* start RECORDS FOR THE EXERCISE *

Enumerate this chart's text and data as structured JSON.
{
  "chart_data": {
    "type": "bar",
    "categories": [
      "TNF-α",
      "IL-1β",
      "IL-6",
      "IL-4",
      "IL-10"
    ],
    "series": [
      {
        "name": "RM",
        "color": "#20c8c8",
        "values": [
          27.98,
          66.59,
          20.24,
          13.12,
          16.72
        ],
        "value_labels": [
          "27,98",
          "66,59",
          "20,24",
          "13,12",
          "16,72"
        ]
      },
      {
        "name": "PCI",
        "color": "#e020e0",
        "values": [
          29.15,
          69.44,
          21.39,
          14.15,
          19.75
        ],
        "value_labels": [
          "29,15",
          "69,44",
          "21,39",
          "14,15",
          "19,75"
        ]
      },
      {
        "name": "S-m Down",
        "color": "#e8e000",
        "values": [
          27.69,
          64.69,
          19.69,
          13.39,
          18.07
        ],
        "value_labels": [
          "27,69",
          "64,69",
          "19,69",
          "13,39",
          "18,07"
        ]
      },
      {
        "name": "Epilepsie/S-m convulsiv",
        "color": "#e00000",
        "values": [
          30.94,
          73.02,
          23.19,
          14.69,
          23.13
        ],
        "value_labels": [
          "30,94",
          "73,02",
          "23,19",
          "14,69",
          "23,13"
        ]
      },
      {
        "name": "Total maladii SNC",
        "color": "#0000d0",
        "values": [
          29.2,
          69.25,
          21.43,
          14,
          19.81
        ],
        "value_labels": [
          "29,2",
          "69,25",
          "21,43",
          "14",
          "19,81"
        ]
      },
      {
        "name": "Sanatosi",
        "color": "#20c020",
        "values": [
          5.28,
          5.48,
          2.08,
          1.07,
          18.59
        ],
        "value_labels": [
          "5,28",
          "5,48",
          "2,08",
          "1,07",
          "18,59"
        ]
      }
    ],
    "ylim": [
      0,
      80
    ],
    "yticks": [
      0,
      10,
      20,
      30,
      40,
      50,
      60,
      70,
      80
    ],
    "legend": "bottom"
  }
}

* end RECORDS FOR THE EXERCISE *

• CHALLENGE
Repeat every line of the material exactly as given.

• RESULT
Enumerate this chart's text and data as structured JSON.
{
  "chart_data": {
    "type": "bar",
    "categories": [
      "TNF-α",
      "IL-1β",
      "IL-6",
      "IL-4",
      "IL-10"
    ],
    "series": [
      {
        "name": "RM",
        "color": "#20c8c8",
        "values": [
          27.98,
          66.59,
          20.24,
          13.12,
          16.72
        ],
        "value_labels": [
          "27,98",
          "66,59",
          "20,24",
          "13,12",
          "16,72"
        ]
      },
      {
        "name": "PCI",
        "color": "#e020e0",
        "values": [
          29.15,
          69.44,
          21.39,
          14.15,
          19.75
        ],
        "value_labels": [
          "29,15",
          "69,44",
          "21,39",
          "14,15",
          "19,75"
        ]
      },
      {
        "name": "S-m Down",
        "color": "#e8e000",
        "values": [
          27.69,
          64.69,
          19.69,
          13.39,
          18.07
        ],
        "value_labels": [
          "27,69",
          "64,69",
          "19,69",
          "13,39",
          "18,07"
        ]
      },
      {
        "name": "Epilepsie/S-m convulsiv",
        "color": "#e00000",
        "values": [
          30.94,
          73.02,
          23.19,
          14.69,
          23.13
        ],
        "value_labels": [
          "30,94",
          "73,02",
          "23,19",
          "14,69",
          "23,13"
        ]
      },
      {
        "name": "Total maladii SNC",
        "color": "#0000d0",
        "values": [
          29.2,
          69.25,
          21.43,
          14,
          19.81
        ],
        "value_labels": [
          "29,2",
          "69,25",
          "21,43",
          "14",
          "19,81"
        ]
      },
      {
        "name": "Sanatosi",
        "color": "#20c020",
        "values": [
          5.28,
          5.48,
          2.08,
          1.07,
          18.59
        ],
        "value_labels": [
          "5,28",
          "5,48",
          "2,08",
          "1,07",
          "18,59"
        ]
      }
    ],
    "ylim": [
      0,
      80
    ],
    "yticks": [
      0,
      10,
      20,
      30,
      40,
      50,
      60,
      70,
      80
    ],
    "legend": "bottom"
  }
}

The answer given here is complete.